Wednesday, May 26, 2004

You My Dawg, Dilbert
Another person was let go today, which, coupled with rumors, confirms my fear that the firm has unleashed that most innocent, yet deadly of office euphamisms upon us... Downsizing. It seems to be moving systematically from department to department, axing the most recent hiree. Which means if they target Filing, I'm screwed. My plan is to step up the workload until this blows over. So I'll be doing things faster, but mostly this just means I have to pretend harder. Moving papers around more deliberately when the OM walks in the room, laughing less when I read blogs and emails, standing up when I ask someone if they need help, etc. Realistically, they could survive with one less person, but not without screwing over the other two. Unfortunately, the firm's not one to accomodate its employees unless it's absolutely necessary. I suppose if an earthquake hit and we got stranded up here on the 15th floor they wouldn't make me fax their signature pages or whatever, but they ain't going out of their way for anybody. On the plus side, I competently do the jobs I'm given, and everyone seems to like me. I think it's the joy and enthusiasm with which I approach my wor... sorry, I just threw up in my mouth a little.

[Listings of boxed layout items]
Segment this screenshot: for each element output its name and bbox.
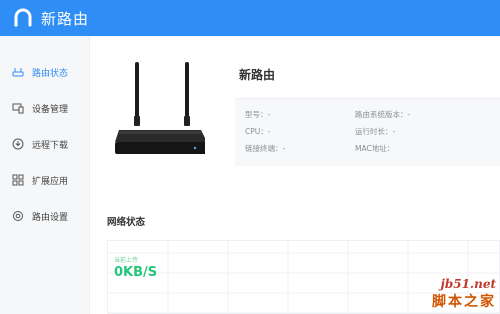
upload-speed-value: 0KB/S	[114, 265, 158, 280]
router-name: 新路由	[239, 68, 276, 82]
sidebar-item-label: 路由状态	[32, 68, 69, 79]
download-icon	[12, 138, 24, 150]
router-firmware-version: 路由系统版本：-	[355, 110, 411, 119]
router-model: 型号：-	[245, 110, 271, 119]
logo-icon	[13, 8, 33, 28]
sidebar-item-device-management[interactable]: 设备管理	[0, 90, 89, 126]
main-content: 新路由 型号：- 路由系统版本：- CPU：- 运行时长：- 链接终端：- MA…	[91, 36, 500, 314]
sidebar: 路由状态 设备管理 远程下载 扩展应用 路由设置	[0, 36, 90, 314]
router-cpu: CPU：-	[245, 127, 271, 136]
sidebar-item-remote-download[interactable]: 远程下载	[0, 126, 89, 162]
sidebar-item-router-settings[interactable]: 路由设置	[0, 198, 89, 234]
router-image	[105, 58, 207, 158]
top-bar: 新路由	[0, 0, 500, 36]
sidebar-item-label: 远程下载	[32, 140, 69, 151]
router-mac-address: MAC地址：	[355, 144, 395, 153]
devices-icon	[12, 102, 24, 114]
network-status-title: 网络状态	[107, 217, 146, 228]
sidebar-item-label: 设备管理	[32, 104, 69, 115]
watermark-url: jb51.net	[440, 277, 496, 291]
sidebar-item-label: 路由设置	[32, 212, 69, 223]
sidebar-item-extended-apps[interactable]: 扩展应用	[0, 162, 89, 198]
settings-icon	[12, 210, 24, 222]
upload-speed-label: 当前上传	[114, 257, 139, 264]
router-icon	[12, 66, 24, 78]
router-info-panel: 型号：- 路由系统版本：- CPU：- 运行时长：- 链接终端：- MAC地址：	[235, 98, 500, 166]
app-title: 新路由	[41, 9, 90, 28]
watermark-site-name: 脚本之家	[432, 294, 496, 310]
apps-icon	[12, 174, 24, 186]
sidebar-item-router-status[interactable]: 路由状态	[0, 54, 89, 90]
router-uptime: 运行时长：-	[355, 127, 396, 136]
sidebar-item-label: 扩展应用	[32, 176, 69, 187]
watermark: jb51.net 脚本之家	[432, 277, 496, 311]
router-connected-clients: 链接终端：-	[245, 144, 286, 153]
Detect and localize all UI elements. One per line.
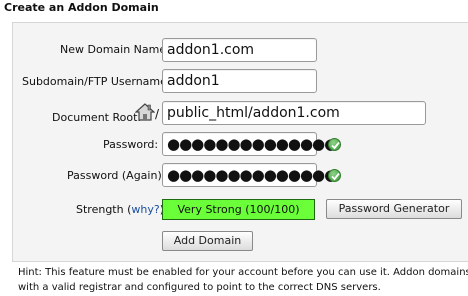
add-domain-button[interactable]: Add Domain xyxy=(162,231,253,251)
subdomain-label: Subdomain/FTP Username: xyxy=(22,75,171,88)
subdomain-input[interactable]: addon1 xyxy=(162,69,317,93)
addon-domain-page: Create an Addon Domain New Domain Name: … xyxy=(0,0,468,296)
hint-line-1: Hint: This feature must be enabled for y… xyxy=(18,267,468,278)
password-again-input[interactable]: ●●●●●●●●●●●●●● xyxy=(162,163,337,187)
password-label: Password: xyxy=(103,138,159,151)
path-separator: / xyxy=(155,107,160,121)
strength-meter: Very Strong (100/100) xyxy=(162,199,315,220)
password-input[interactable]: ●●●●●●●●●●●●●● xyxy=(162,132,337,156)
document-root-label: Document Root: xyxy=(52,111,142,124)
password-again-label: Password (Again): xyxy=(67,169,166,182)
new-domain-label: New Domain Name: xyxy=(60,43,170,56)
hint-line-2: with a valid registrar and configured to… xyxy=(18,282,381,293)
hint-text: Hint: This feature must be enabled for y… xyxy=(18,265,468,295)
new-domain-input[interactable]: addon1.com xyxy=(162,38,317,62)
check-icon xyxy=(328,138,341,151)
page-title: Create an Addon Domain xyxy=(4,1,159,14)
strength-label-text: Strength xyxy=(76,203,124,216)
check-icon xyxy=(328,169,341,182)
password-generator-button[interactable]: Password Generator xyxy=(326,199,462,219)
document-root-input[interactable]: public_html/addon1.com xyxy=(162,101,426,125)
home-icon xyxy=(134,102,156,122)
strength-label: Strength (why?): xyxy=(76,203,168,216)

**To do**.
Answer these questions about the downsizing blog post:
1. Which employee does the downsizing seem to cut in each department?
2. If which department is targeted would the writer be in trouble?
3. On what floor is the office?
These rows are unrelated to the blog post above and stand as separate material.

**Reply to the task**.
1. The most recent hire.
2. Filing.
3. The 15th floor.